• [Collected data entries]:
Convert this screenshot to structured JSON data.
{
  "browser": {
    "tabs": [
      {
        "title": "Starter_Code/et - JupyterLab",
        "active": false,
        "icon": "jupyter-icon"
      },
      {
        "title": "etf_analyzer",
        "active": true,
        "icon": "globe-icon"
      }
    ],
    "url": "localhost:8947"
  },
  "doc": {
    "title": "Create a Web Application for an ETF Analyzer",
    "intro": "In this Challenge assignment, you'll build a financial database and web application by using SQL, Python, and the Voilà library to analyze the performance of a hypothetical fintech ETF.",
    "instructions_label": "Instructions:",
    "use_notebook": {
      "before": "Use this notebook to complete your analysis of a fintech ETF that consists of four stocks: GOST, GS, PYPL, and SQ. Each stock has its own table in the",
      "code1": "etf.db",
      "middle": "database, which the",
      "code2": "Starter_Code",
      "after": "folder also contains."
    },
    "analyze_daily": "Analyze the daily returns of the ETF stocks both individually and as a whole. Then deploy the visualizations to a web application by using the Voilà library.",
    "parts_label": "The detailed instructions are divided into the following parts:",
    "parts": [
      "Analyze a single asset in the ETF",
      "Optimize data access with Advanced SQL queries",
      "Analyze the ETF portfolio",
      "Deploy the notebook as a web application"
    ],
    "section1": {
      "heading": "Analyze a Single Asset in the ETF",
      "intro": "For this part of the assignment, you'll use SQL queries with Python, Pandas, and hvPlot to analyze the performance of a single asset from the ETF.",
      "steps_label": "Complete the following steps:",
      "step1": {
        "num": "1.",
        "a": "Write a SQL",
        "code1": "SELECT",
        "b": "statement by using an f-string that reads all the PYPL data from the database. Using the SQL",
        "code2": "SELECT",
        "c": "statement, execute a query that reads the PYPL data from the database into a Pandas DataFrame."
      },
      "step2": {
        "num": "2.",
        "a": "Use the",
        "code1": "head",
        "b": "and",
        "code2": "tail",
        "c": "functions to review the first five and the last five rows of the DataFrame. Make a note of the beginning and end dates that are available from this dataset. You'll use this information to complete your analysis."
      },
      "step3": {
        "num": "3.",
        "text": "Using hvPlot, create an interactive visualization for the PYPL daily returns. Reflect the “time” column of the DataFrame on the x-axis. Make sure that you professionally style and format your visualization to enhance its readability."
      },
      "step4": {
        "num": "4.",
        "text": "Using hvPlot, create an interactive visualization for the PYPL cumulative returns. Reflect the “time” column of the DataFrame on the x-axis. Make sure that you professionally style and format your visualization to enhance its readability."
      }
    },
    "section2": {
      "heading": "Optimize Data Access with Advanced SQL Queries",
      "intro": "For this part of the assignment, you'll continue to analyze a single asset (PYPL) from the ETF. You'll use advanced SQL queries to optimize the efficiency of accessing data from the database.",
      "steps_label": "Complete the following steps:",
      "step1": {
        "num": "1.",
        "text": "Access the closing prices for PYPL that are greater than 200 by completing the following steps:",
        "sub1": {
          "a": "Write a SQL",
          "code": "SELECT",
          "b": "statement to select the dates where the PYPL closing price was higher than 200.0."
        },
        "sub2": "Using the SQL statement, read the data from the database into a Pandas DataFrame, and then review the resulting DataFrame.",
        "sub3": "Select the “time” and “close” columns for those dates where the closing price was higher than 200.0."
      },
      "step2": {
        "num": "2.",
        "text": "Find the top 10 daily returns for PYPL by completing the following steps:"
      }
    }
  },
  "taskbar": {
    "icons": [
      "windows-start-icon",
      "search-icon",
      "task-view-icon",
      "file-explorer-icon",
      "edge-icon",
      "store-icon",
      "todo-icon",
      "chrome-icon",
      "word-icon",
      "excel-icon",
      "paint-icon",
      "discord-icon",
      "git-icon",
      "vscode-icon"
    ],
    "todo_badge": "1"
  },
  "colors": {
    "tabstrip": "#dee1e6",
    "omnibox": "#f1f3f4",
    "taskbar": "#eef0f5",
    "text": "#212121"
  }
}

• [Exercise]: Set out the complete listing exactly as shown.

• [Worked answer]:
Convert this screenshot to structured JSON data.
{
  "browser": {
    "tabs": [
      {
        "title": "Starter_Code/et - JupyterLab",
        "active": false,
        "icon": "jupyter-icon"
      },
      {
        "title": "etf_analyzer",
        "active": true,
        "icon": "globe-icon"
      }
    ],
    "url": "localhost:8947"
  },
  "doc": {
    "title": "Create a Web Application for an ETF Analyzer",
    "intro": "In this Challenge assignment, you'll build a financial database and web application by using SQL, Python, and the Voilà library to analyze the performance of a hypothetical fintech ETF.",
    "instructions_label": "Instructions:",
    "use_notebook": {
      "before": "Use this notebook to complete your analysis of a fintech ETF that consists of four stocks: GOST, GS, PYPL, and SQ. Each stock has its own table in the",
      "code1": "etf.db",
      "middle": "database, which the",
      "code2": "Starter_Code",
      "after": "folder also contains."
    },
    "analyze_daily": "Analyze the daily returns of the ETF stocks both individually and as a whole. Then deploy the visualizations to a web application by using the Voilà library.",
    "parts_label": "The detailed instructions are divided into the following parts:",
    "parts": [
      "Analyze a single asset in the ETF",
      "Optimize data access with Advanced SQL queries",
      "Analyze the ETF portfolio",
      "Deploy the notebook as a web application"
    ],
    "section1": {
      "heading": "Analyze a Single Asset in the ETF",
      "intro": "For this part of the assignment, you'll use SQL queries with Python, Pandas, and hvPlot to analyze the performance of a single asset from the ETF.",
      "steps_label": "Complete the following steps:",
      "step1": {
        "num": "1.",
        "a": "Write a SQL",
        "code1": "SELECT",
        "b": "statement by using an f-string that reads all the PYPL data from the database. Using the SQL",
        "code2": "SELECT",
        "c": "statement, execute a query that reads the PYPL data from the database into a Pandas DataFrame."
      },
      "step2": {
        "num": "2.",
        "a": "Use the",
        "code1": "head",
        "b": "and",
        "code2": "tail",
        "c": "functions to review the first five and the last five rows of the DataFrame. Make a note of the beginning and end dates that are available from this dataset. You'll use this information to complete your analysis."
      },
      "step3": {
        "num": "3.",
        "text": "Using hvPlot, create an interactive visualization for the PYPL daily returns. Reflect the “time” column of the DataFrame on the x-axis. Make sure that you professionally style and format your visualization to enhance its readability."
      },
      "step4": {
        "num": "4.",
        "text": "Using hvPlot, create an interactive visualization for the PYPL cumulative returns. Reflect the “time” column of the DataFrame on the x-axis. Make sure that you professionally style and format your visualization to enhance its readability."
      }
    },
    "section2": {
      "heading": "Optimize Data Access with Advanced SQL Queries",
      "intro": "For this part of the assignment, you'll continue to analyze a single asset (PYPL) from the ETF. You'll use advanced SQL queries to optimize the efficiency of accessing data from the database.",
      "steps_label": "Complete the following steps:",
      "step1": {
        "num": "1.",
        "text": "Access the closing prices for PYPL that are greater than 200 by completing the following steps:",
        "sub1": {
          "a": "Write a SQL",
          "code": "SELECT",
          "b": "statement to select the dates where the PYPL closing price was higher than 200.0."
        },
        "sub2": "Using the SQL statement, read the data from the database into a Pandas DataFrame, and then review the resulting DataFrame.",
        "sub3": "Select the “time” and “close” columns for those dates where the closing price was higher than 200.0."
      },
      "step2": {
        "num": "2.",
        "text": "Find the top 10 daily returns for PYPL by completing the following steps:"
      }
    }
  },
  "taskbar": {
    "icons": [
      "windows-start-icon",
      "search-icon",
      "task-view-icon",
      "file-explorer-icon",
      "edge-icon",
      "store-icon",
      "todo-icon",
      "chrome-icon",
      "word-icon",
      "excel-icon",
      "paint-icon",
      "discord-icon",
      "git-icon",
      "vscode-icon"
    ],
    "todo_badge": "1"
  },
  "colors": {
    "tabstrip": "#dee1e6",
    "omnibox": "#f1f3f4",
    "taskbar": "#eef0f5",
    "text": "#212121"
  }
}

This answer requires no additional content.